# To do:
Below is a listing; write it out exactly and drop any images from it.

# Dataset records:
⟨

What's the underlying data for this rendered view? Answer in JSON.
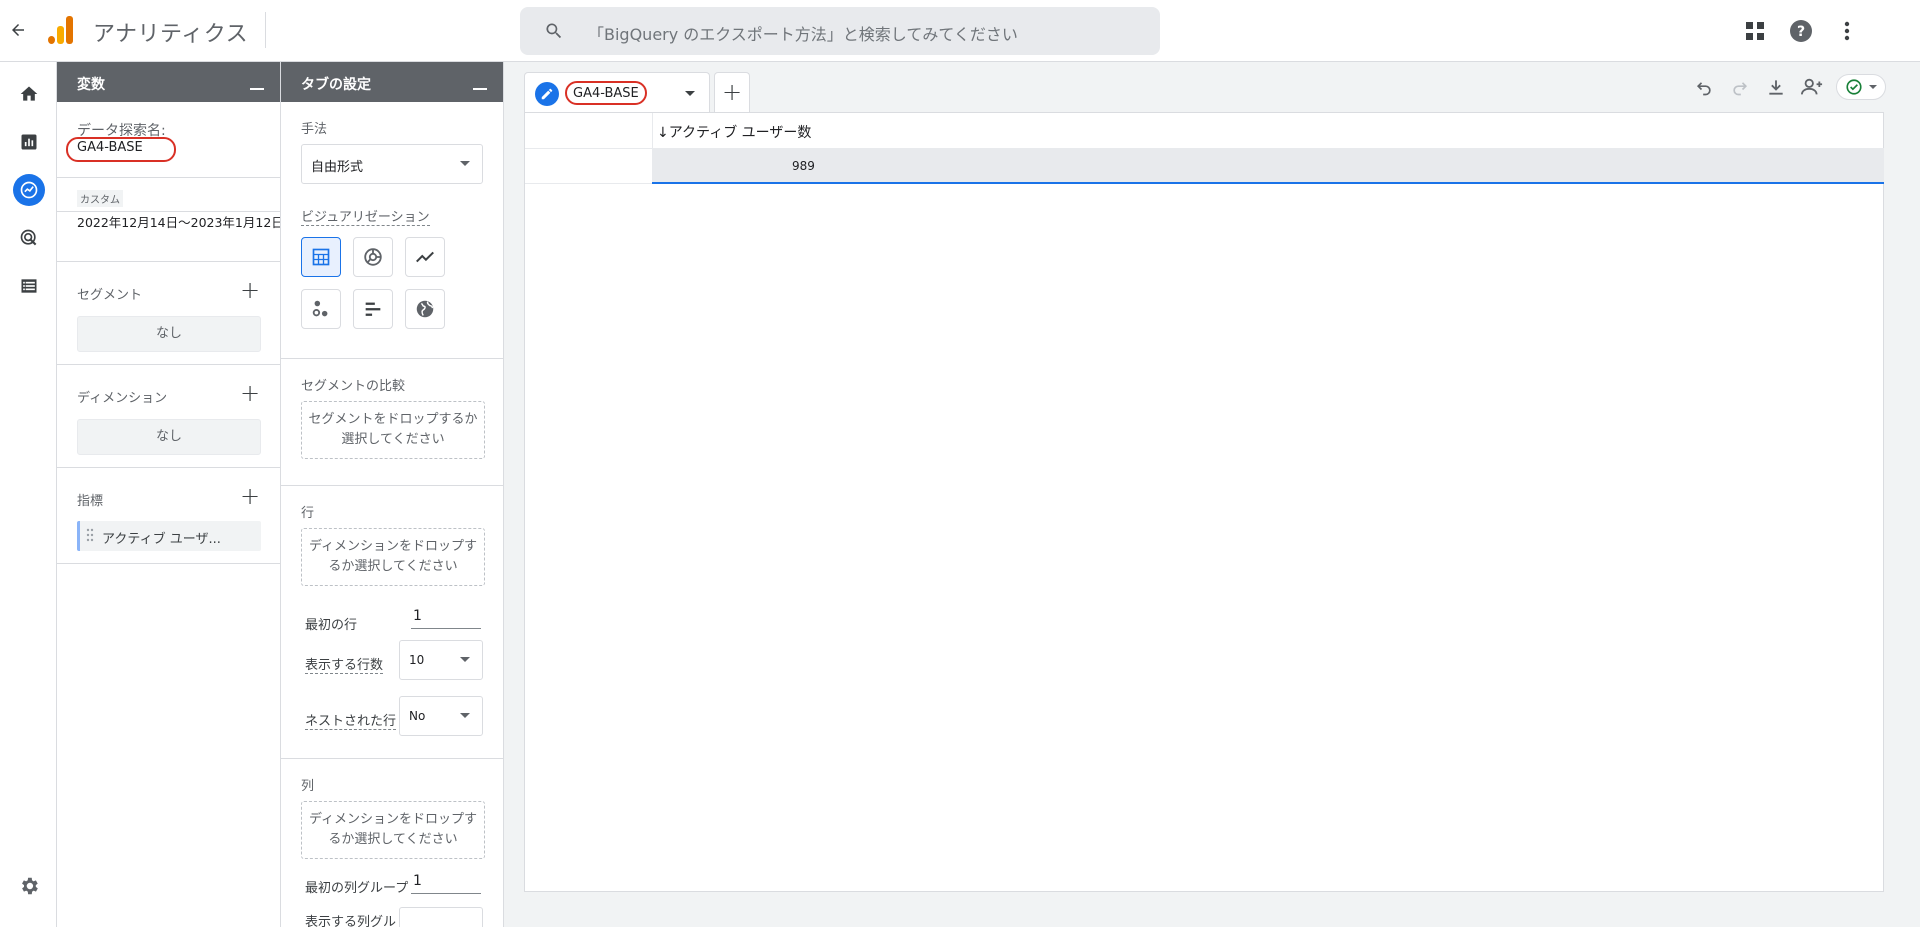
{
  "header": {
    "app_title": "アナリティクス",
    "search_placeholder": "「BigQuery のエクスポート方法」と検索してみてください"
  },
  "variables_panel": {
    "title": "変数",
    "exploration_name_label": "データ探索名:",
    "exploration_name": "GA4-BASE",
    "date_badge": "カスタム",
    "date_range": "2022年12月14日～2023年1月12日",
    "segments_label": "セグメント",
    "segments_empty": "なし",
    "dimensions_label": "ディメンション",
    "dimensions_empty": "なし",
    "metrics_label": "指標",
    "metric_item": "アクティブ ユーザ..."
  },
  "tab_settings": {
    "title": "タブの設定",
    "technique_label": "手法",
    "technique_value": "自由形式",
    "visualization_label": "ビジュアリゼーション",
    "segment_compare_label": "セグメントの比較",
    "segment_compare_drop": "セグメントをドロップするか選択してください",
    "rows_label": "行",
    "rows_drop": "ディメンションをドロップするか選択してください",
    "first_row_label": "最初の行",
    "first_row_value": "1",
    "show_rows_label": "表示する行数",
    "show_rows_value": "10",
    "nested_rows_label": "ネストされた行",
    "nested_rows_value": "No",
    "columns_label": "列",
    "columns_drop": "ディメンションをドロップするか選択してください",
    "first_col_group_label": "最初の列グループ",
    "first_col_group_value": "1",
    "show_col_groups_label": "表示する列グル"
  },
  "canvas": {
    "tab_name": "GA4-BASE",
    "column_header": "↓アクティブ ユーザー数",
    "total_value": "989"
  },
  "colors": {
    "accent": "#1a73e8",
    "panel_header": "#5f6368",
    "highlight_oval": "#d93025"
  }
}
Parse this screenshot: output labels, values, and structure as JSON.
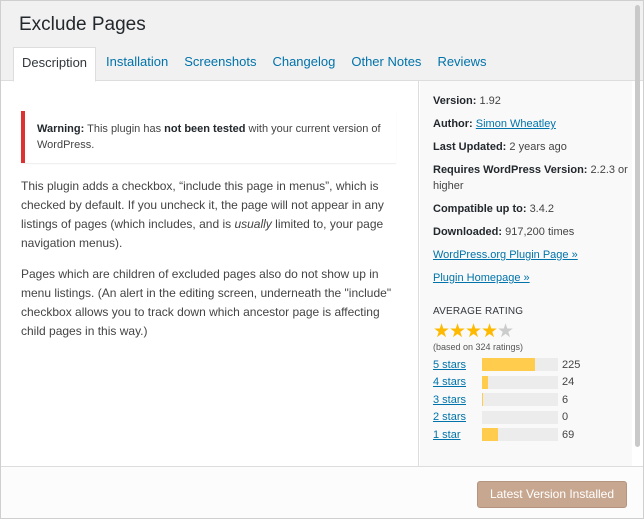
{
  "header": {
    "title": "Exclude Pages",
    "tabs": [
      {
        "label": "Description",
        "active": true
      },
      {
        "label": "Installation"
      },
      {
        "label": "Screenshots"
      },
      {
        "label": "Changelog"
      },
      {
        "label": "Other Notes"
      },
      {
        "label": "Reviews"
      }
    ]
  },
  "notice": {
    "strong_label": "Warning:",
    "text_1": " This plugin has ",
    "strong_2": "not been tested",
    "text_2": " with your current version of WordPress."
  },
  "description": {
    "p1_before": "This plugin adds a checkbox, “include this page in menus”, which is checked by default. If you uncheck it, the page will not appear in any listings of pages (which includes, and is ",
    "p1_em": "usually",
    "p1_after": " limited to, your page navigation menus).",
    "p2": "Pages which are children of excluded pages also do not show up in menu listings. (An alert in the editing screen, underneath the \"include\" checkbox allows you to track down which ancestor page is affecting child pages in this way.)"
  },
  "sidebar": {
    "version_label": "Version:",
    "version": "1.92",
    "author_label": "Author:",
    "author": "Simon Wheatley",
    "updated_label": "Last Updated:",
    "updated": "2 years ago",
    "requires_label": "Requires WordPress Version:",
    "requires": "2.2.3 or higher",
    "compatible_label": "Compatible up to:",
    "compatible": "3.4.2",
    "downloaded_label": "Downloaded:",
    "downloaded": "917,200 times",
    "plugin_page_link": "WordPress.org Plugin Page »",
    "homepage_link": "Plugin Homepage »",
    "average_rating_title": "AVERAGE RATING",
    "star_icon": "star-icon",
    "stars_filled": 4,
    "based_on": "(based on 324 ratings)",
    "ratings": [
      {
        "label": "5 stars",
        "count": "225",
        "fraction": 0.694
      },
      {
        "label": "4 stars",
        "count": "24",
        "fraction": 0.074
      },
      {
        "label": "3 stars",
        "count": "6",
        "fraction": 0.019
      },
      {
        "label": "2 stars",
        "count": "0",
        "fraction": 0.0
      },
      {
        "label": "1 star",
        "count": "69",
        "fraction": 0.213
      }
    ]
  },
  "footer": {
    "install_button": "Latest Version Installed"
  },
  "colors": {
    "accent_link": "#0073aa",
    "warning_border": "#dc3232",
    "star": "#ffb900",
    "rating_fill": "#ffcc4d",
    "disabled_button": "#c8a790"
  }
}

⟩

# Written reply:
What's the underlying data for this rendered view? Answer in JSON.
{
  "header": {
    "app_title": "アナリティクス",
    "search_placeholder": "「BigQuery のエクスポート方法」と検索してみてください"
  },
  "variables_panel": {
    "title": "変数",
    "exploration_name_label": "データ探索名:",
    "exploration_name": "GA4-BASE",
    "date_badge": "カスタム",
    "date_range": "2022年12月14日～2023年1月12日",
    "segments_label": "セグメント",
    "segments_empty": "なし",
    "dimensions_label": "ディメンション",
    "dimensions_empty": "なし",
    "metrics_label": "指標",
    "metric_item": "アクティブ ユーザ..."
  },
  "tab_settings": {
    "title": "タブの設定",
    "technique_label": "手法",
    "technique_value": "自由形式",
    "visualization_label": "ビジュアリゼーション",
    "segment_compare_label": "セグメントの比較",
    "segment_compare_drop": "セグメントをドロップするか選択してください",
    "rows_label": "行",
    "rows_drop": "ディメンションをドロップするか選択してください",
    "first_row_label": "最初の行",
    "first_row_value": "1",
    "show_rows_label": "表示する行数",
    "show_rows_value": "10",
    "nested_rows_label": "ネストされた行",
    "nested_rows_value": "No",
    "columns_label": "列",
    "columns_drop": "ディメンションをドロップするか選択してください",
    "first_col_group_label": "最初の列グループ",
    "first_col_group_value": "1",
    "show_col_groups_label": "表示する列グル"
  },
  "canvas": {
    "tab_name": "GA4-BASE",
    "column_header": "↓アクティブ ユーザー数",
    "total_value": "989"
  },
  "colors": {
    "accent": "#1a73e8",
    "panel_header": "#5f6368",
    "highlight_oval": "#d93025"
  }
}
Parse this screenshot: output labels, values, and structure as JSON.
{
  "header": {
    "title": "Exclude Pages",
    "tabs": [
      {
        "label": "Description",
        "active": true
      },
      {
        "label": "Installation"
      },
      {
        "label": "Screenshots"
      },
      {
        "label": "Changelog"
      },
      {
        "label": "Other Notes"
      },
      {
        "label": "Reviews"
      }
    ]
  },
  "notice": {
    "strong_label": "Warning:",
    "text_1": " This plugin has ",
    "strong_2": "not been tested",
    "text_2": " with your current version of WordPress."
  },
  "description": {
    "p1_before": "This plugin adds a checkbox, “include this page in menus”, which is checked by default. If you uncheck it, the page will not appear in any listings of pages (which includes, and is ",
    "p1_em": "usually",
    "p1_after": " limited to, your page navigation menus).",
    "p2": "Pages which are children of excluded pages also do not show up in menu listings. (An alert in the editing screen, underneath the \"include\" checkbox allows you to track down which ancestor page is affecting child pages in this way.)"
  },
  "sidebar": {
    "version_label": "Version:",
    "version": "1.92",
    "author_label": "Author:",
    "author": "Simon Wheatley",
    "updated_label": "Last Updated:",
    "updated": "2 years ago",
    "requires_label": "Requires WordPress Version:",
    "requires": "2.2.3 or higher",
    "compatible_label": "Compatible up to:",
    "compatible": "3.4.2",
    "downloaded_label": "Downloaded:",
    "downloaded": "917,200 times",
    "plugin_page_link": "WordPress.org Plugin Page »",
    "homepage_link": "Plugin Homepage »",
    "average_rating_title": "AVERAGE RATING",
    "star_icon": "star-icon",
    "stars_filled": 4,
    "based_on": "(based on 324 ratings)",
    "ratings": [
      {
        "label": "5 stars",
        "count": "225",
        "fraction": 0.694
      },
      {
        "label": "4 stars",
        "count": "24",
        "fraction": 0.074
      },
      {
        "label": "3 stars",
        "count": "6",
        "fraction": 0.019
      },
      {
        "label": "2 stars",
        "count": "0",
        "fraction": 0.0
      },
      {
        "label": "1 star",
        "count": "69",
        "fraction": 0.213
      }
    ]
  },
  "footer": {
    "install_button": "Latest Version Installed"
  },
  "colors": {
    "accent_link": "#0073aa",
    "warning_border": "#dc3232",
    "star": "#ffb900",
    "rating_fill": "#ffcc4d",
    "disabled_button": "#c8a790"
  }
}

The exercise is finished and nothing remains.